§ **PROBLEM REQUIREMENTS**
The entries below contain pictures. Retype everything except those pictures, exactly as given.

A block of data
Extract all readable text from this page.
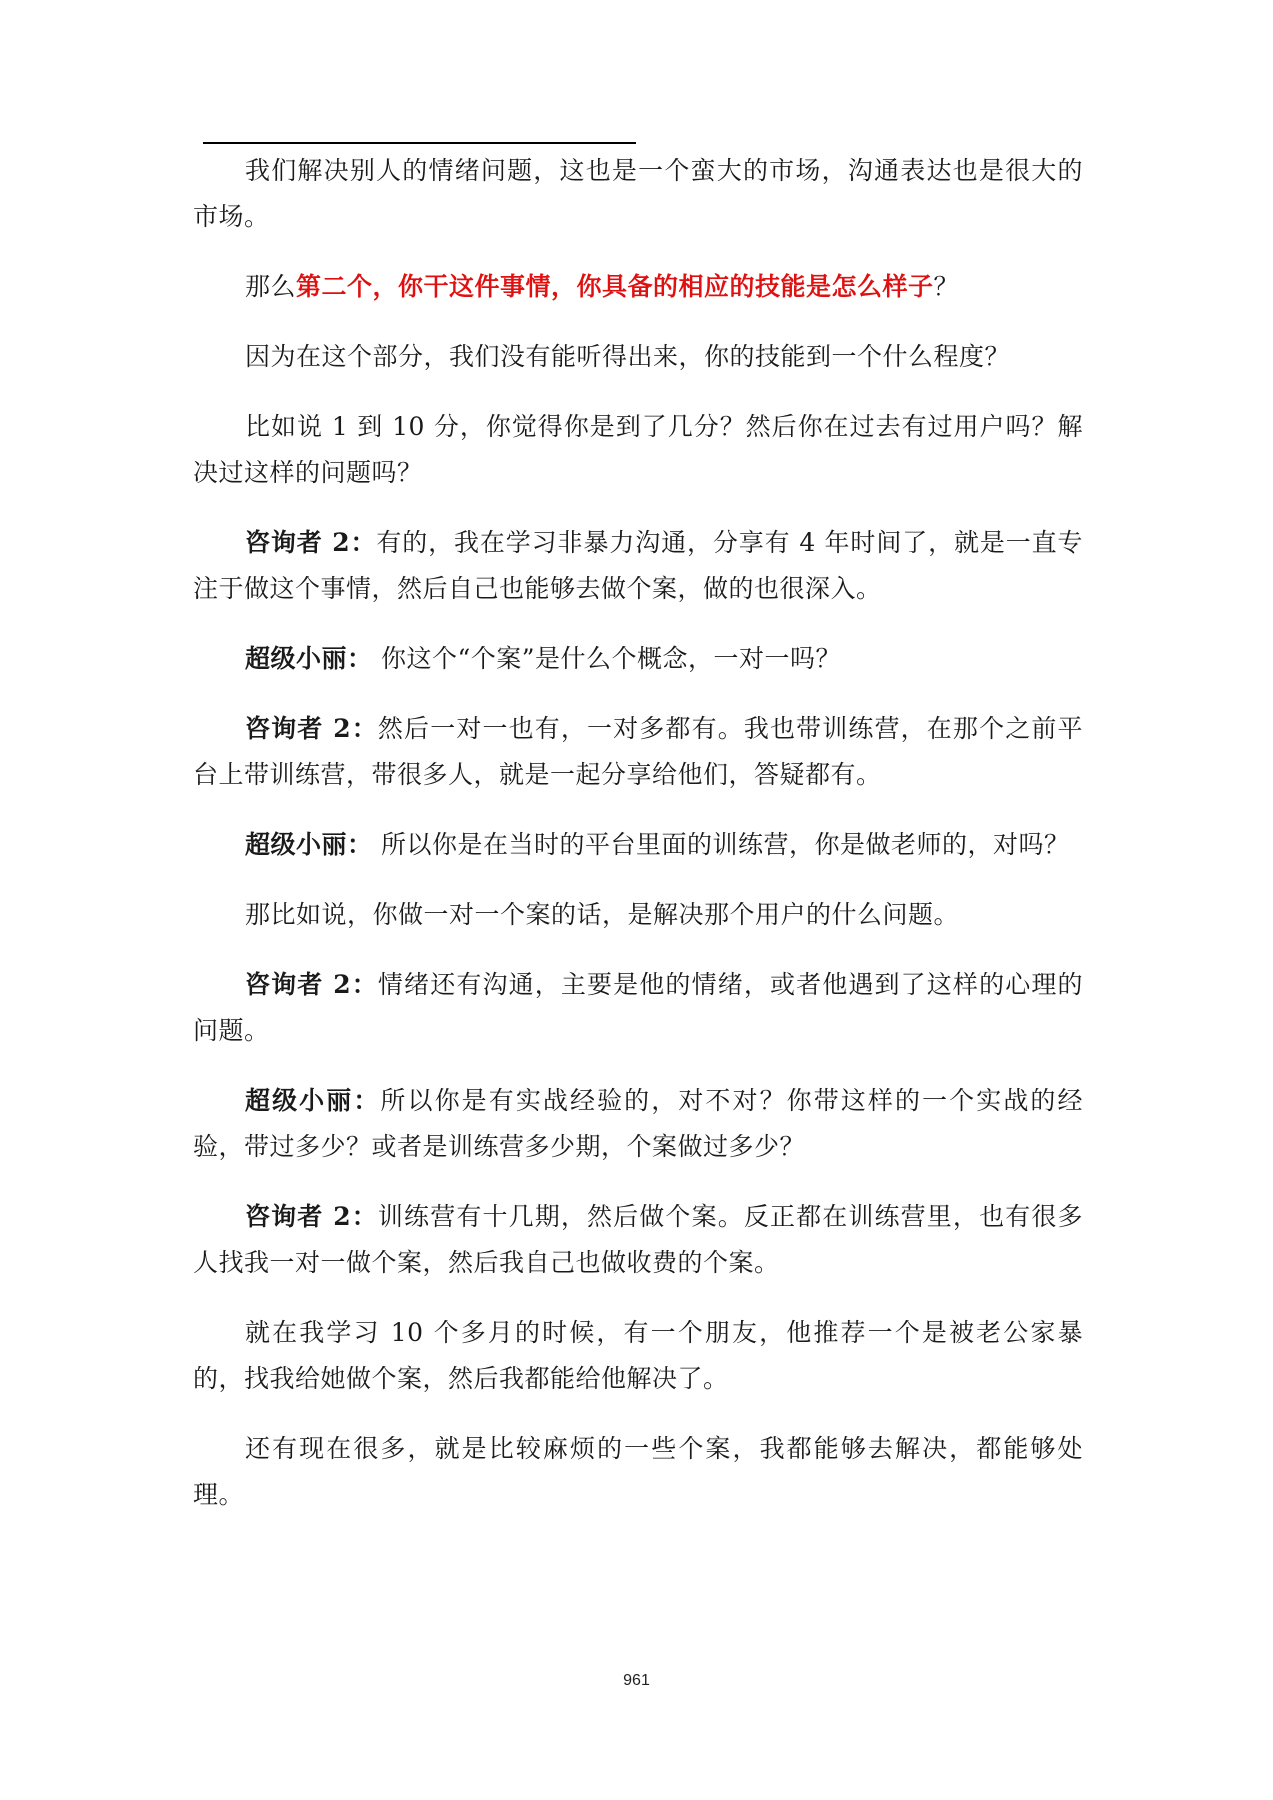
我们解决别人的情绪问题，这也是一个蛮大的市场，沟通表达也是很大的市场。

那么第二个，你干这件事情，你具备的相应的技能是怎么样子？

因为在这个部分，我们没有能听得出来，你的技能到一个什么程度？

比如说 1 到 10 分，你觉得你是到了几分？然后你在过去有过用户吗？解决过这样的问题吗？

咨询者 2：有的，我在学习非暴力沟通，分享有 4 年时间了，就是一直专注于做这个事情，然后自己也能够去做个案，做的也很深入。

超级小丽： 你这个“个案”是什么个概念，一对一吗？

咨询者 2：然后一对一也有，一对多都有。我也带训练营，在那个之前平台上带训练营，带很多人，就是一起分享给他们，答疑都有。

超级小丽： 所以你是在当时的平台里面的训练营，你是做老师的，对吗？

那比如说，你做一对一个案的话，是解决那个用户的什么问题。

咨询者 2：情绪还有沟通，主要是他的情绪，或者他遇到了这样的心理的问题。

超级小丽：所以你是有实战经验的，对不对？你带这样的一个实战的经验，带过多少？或者是训练营多少期，个案做过多少？

咨询者 2：训练营有十几期，然后做个案。反正都在训练营里，也有很多人找我一对一做个案，然后我自己也做收费的个案。

就在我学习 10 个多月的时候，有一个朋友，他推荐一个是被老公家暴的，找我给她做个案，然后我都能给他解决了。

还有现在很多，就是比较麻烦的一些个案，我都能够去解决，都能够处理。

961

§ **EXERCISE RESULT**
Extract all readable text from this page.
我们解决别人的情绪问题，这也是一个蛮大的市场，沟通表达也是很大的市场。

那么第二个，你干这件事情，你具备的相应的技能是怎么样子？

因为在这个部分，我们没有能听得出来，你的技能到一个什么程度？

比如说 1 到 10 分，你觉得你是到了几分？然后你在过去有过用户吗？解决过这样的问题吗？

咨询者 2：有的，我在学习非暴力沟通，分享有 4 年时间了，就是一直专注于做这个事情，然后自己也能够去做个案，做的也很深入。

超级小丽： 你这个“个案”是什么个概念，一对一吗？

咨询者 2：然后一对一也有，一对多都有。我也带训练营，在那个之前平台上带训练营，带很多人，就是一起分享给他们，答疑都有。

超级小丽： 所以你是在当时的平台里面的训练营，你是做老师的，对吗？

那比如说，你做一对一个案的话，是解决那个用户的什么问题。

咨询者 2：情绪还有沟通，主要是他的情绪，或者他遇到了这样的心理的问题。

超级小丽：所以你是有实战经验的，对不对？你带这样的一个实战的经验，带过多少？或者是训练营多少期，个案做过多少？

咨询者 2：训练营有十几期，然后做个案。反正都在训练营里，也有很多人找我一对一做个案，然后我自己也做收费的个案。

就在我学习 10 个多月的时候，有一个朋友，他推荐一个是被老公家暴的，找我给她做个案，然后我都能给他解决了。

还有现在很多，就是比较麻烦的一些个案，我都能够去解决，都能够处理。

961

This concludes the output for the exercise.